Task to carry out: Extract each line where the string "text" shows up.

Stored items
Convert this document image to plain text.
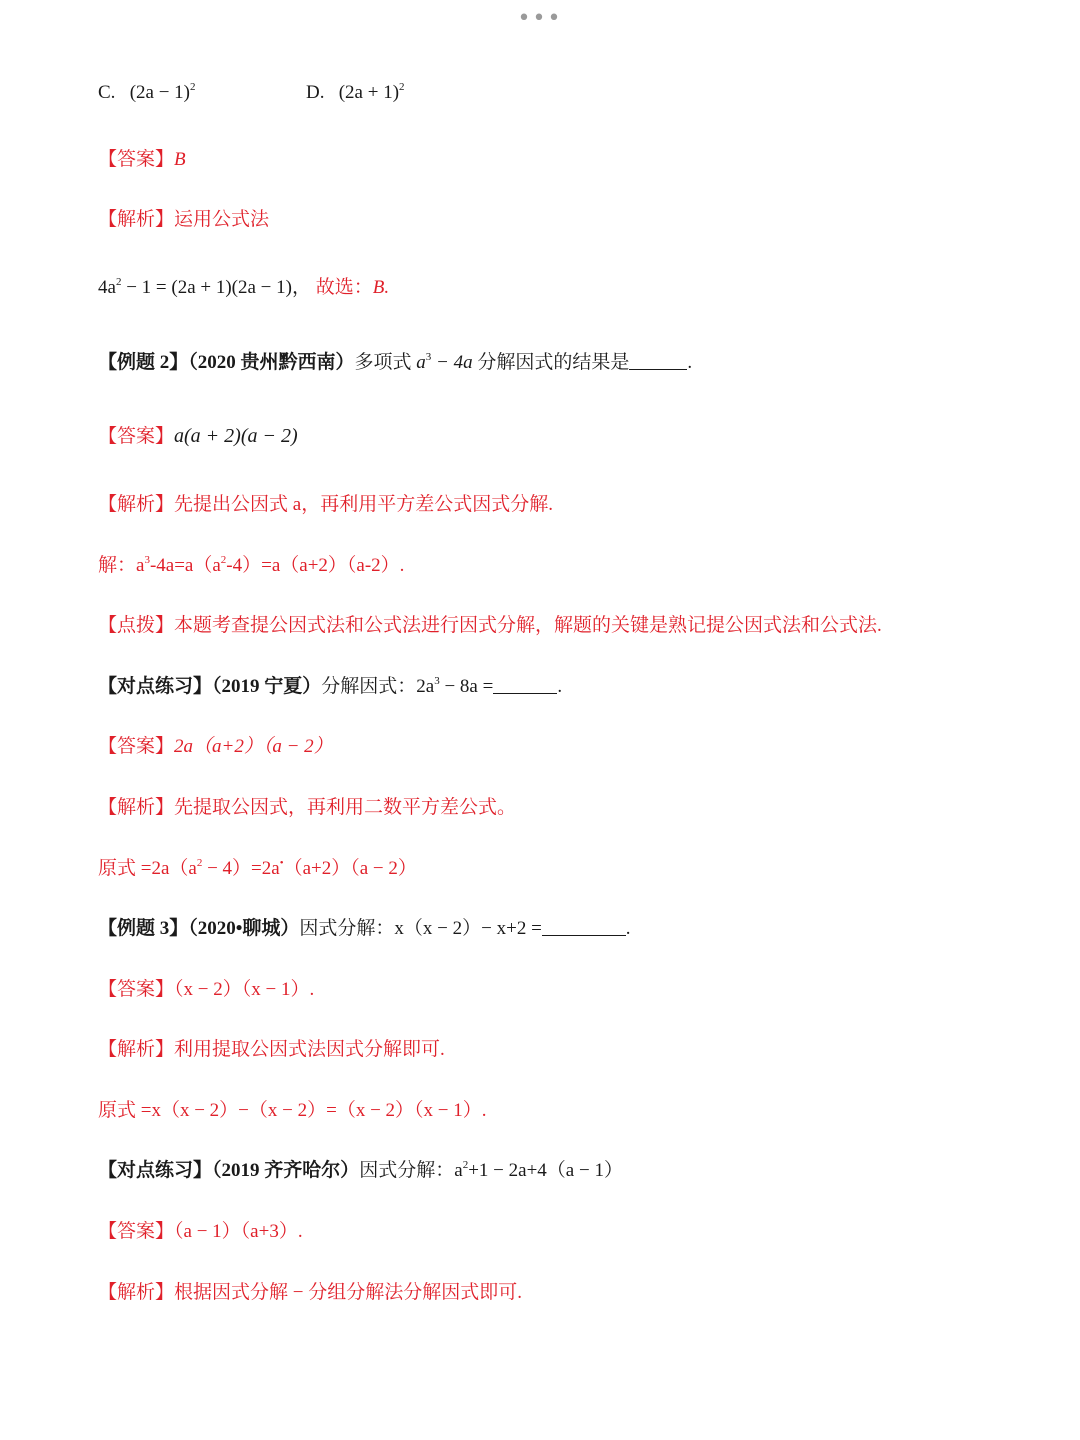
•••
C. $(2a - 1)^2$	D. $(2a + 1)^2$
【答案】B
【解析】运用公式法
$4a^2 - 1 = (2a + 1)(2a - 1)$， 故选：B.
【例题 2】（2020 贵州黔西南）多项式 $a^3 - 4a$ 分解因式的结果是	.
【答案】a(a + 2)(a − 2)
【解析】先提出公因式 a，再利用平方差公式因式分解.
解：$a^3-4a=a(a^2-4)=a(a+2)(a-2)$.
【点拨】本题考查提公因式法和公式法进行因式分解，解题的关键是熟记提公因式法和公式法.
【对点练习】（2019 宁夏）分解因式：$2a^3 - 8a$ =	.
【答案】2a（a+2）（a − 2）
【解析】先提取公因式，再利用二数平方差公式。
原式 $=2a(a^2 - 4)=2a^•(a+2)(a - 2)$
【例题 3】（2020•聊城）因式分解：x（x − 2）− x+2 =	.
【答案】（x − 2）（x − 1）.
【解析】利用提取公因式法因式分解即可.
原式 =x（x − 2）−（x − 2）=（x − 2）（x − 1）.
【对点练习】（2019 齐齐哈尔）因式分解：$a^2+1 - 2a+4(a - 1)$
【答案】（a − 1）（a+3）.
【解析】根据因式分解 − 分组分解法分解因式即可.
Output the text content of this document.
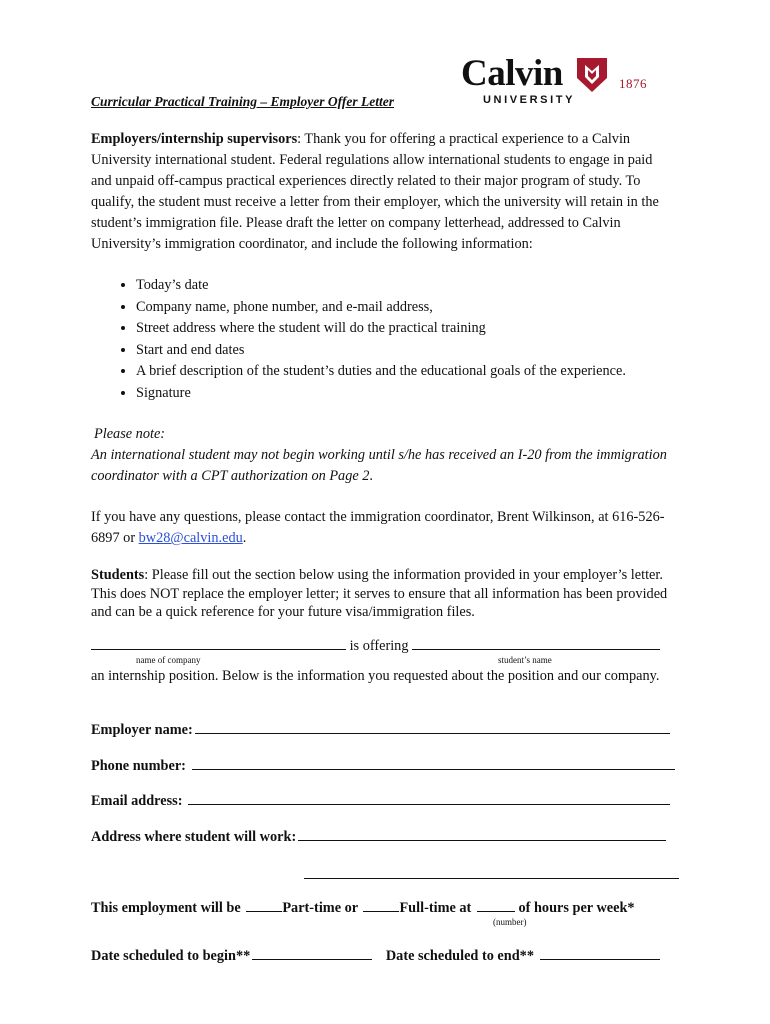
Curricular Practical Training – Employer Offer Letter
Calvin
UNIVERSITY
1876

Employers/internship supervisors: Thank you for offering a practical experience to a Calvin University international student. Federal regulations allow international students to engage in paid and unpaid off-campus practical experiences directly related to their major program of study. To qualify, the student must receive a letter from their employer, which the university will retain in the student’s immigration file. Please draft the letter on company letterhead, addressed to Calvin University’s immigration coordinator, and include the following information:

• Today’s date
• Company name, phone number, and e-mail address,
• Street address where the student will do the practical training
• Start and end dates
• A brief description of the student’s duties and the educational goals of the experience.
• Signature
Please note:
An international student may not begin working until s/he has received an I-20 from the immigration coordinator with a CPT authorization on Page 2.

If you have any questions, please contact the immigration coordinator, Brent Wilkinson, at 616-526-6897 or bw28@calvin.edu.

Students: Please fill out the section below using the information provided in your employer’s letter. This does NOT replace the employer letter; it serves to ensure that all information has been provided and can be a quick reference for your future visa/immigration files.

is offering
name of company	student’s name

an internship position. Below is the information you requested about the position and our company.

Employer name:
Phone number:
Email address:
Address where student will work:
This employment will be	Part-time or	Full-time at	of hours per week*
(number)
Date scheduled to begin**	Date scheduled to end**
---
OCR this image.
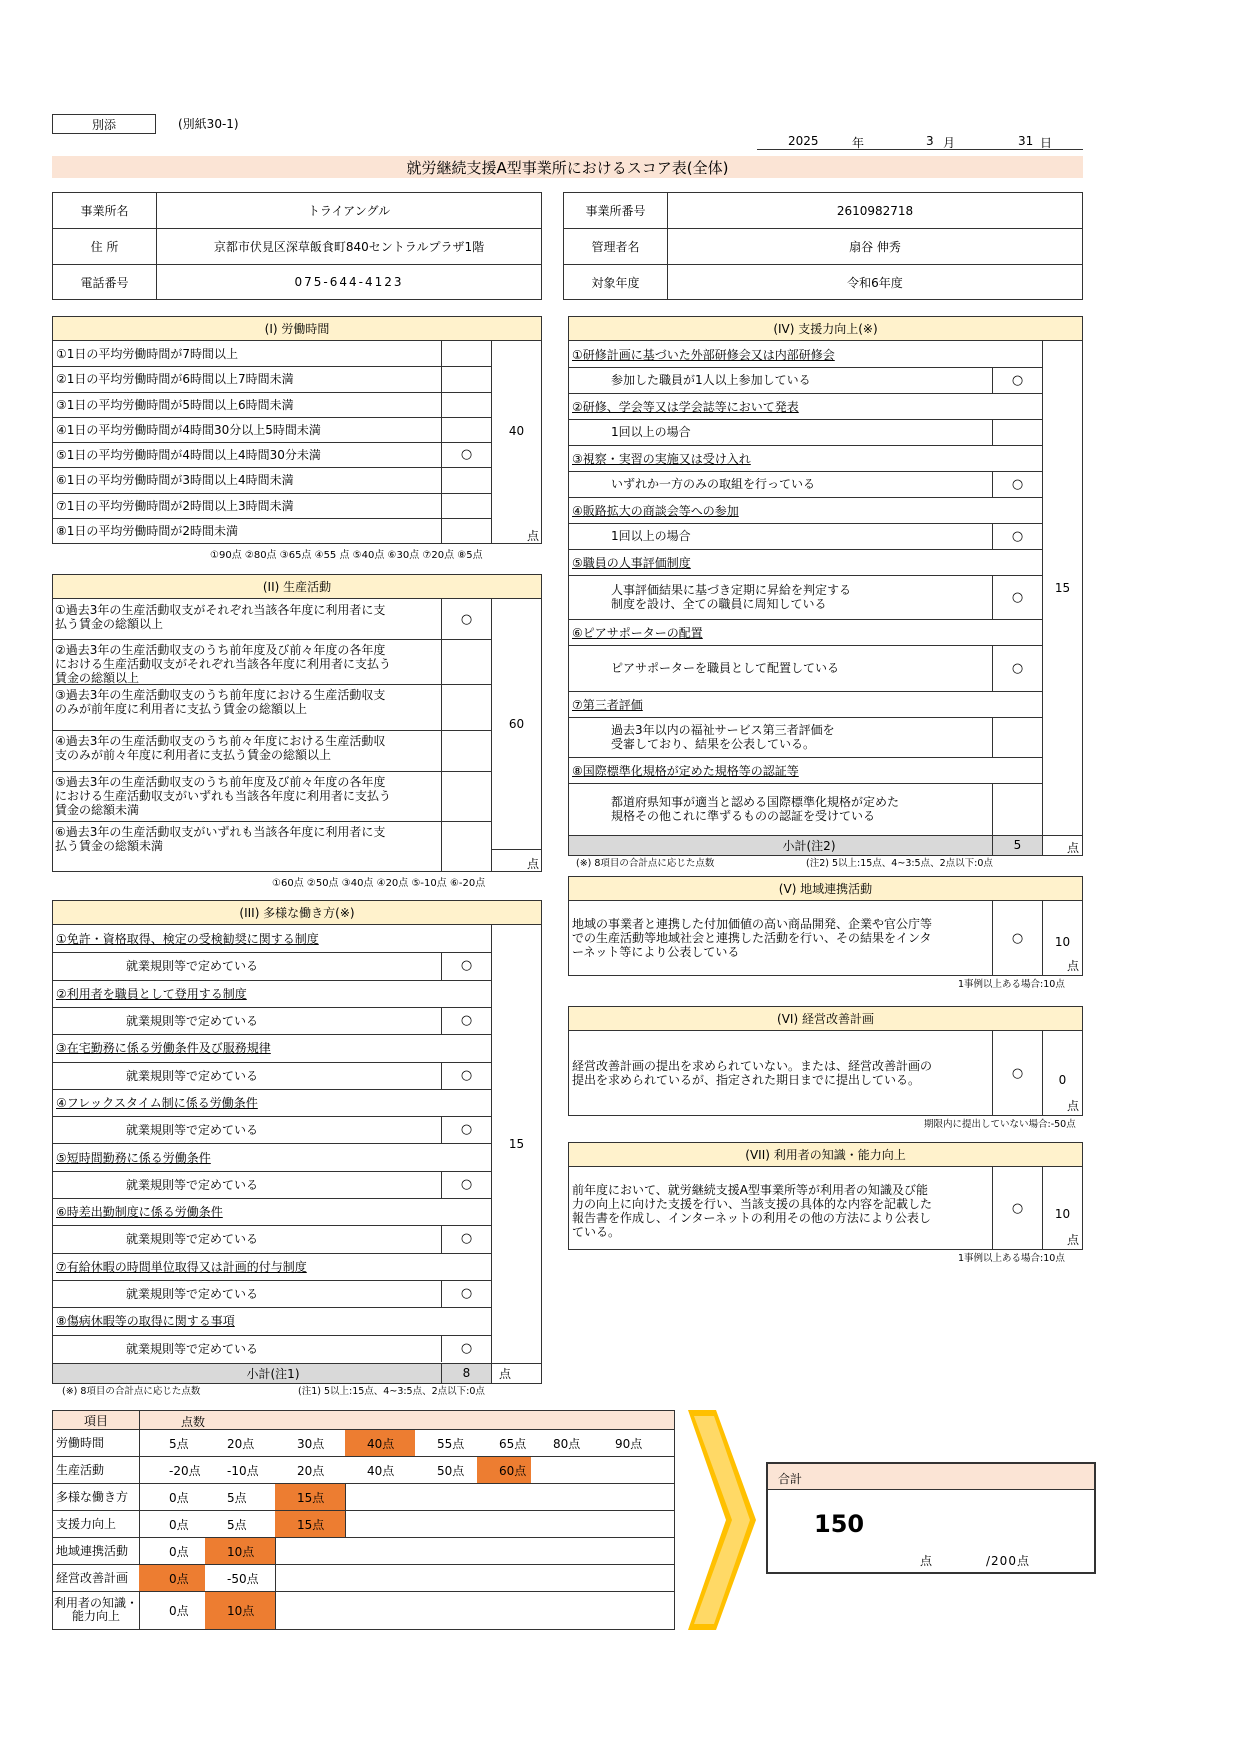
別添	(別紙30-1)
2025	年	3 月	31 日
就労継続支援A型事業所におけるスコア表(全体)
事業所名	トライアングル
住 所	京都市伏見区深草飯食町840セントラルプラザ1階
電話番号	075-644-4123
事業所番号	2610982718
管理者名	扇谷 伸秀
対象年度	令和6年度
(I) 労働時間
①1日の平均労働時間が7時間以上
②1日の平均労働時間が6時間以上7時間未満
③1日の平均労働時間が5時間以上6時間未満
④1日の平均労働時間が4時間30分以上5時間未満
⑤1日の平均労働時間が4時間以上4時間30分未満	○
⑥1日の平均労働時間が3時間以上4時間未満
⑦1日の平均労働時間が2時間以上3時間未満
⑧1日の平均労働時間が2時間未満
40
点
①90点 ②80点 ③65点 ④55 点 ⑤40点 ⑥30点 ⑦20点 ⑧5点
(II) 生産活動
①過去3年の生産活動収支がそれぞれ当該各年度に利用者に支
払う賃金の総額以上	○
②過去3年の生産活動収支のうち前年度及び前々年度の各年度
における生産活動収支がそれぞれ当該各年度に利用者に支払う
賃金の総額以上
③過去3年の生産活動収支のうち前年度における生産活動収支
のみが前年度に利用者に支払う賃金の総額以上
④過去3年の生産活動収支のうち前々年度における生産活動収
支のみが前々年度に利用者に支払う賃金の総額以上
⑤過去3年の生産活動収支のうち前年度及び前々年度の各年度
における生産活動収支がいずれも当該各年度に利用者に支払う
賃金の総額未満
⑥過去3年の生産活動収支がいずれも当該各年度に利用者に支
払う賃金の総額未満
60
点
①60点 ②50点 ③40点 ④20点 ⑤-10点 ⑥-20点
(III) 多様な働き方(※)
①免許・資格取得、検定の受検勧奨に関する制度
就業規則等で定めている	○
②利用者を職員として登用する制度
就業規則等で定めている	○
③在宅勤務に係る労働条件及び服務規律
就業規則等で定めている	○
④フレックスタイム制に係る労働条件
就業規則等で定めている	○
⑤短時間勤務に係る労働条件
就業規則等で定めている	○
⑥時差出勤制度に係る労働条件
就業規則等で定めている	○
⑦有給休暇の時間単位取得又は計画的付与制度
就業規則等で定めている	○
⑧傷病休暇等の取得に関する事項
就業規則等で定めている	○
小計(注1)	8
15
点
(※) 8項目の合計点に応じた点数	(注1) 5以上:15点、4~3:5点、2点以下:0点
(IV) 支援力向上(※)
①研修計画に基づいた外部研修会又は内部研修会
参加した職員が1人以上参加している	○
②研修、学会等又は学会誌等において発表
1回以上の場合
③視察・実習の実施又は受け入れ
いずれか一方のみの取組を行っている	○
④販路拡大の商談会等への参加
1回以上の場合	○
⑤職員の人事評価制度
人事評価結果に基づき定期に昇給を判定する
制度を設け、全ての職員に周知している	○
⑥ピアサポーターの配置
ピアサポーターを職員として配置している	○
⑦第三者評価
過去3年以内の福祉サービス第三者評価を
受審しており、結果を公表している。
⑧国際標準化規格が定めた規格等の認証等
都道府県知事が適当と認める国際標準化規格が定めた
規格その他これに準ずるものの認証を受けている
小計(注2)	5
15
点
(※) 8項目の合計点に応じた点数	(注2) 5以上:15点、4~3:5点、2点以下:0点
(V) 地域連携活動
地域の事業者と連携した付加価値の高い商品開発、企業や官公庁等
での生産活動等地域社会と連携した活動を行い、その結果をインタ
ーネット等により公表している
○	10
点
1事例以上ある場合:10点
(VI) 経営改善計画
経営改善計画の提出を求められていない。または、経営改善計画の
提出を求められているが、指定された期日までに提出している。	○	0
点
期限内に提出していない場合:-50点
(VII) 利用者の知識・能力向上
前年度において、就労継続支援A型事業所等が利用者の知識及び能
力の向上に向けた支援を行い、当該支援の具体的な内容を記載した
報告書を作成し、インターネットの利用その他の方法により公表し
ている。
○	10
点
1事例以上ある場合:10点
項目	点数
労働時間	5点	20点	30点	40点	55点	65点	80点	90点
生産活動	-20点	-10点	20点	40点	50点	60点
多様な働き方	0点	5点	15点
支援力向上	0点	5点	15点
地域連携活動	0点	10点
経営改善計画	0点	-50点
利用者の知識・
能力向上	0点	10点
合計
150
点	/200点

Answer to the exercise:
Convert this document image to plain text.
Output the text content of this document.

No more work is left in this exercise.